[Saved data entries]
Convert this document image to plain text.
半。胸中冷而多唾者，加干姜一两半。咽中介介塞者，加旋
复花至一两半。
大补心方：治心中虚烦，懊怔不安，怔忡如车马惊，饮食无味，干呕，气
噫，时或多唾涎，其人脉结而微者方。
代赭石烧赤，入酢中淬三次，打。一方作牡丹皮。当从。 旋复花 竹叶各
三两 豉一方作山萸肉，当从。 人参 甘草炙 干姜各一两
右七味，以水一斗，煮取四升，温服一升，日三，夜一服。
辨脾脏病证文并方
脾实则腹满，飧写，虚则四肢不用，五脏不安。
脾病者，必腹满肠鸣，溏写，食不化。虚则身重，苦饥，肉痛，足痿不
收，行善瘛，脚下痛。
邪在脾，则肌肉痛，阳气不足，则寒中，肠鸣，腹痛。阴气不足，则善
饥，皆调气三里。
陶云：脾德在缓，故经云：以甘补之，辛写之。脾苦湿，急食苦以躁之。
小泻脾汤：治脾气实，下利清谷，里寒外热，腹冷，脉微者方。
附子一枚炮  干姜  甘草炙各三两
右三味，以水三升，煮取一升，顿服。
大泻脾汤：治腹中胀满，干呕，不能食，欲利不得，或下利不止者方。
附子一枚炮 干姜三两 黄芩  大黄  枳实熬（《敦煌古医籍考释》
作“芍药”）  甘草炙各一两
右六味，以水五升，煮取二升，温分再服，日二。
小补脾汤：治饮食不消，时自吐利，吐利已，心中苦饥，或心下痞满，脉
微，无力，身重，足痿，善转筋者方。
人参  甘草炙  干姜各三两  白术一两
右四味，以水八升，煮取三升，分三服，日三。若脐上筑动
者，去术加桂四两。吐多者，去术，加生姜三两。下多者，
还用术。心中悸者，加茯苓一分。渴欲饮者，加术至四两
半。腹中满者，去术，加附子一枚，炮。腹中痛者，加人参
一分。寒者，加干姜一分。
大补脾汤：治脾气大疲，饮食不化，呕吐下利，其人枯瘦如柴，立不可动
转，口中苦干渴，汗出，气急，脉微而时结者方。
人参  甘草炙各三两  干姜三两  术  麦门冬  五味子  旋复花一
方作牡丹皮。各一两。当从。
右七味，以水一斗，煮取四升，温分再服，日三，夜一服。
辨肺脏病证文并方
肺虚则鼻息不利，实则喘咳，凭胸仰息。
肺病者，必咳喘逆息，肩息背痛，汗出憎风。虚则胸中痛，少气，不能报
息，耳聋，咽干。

[TASK TO COMPLETE] Of the lines in the material, how many hold the word "温分再服"? Reply with the number only.

[REPLY] 2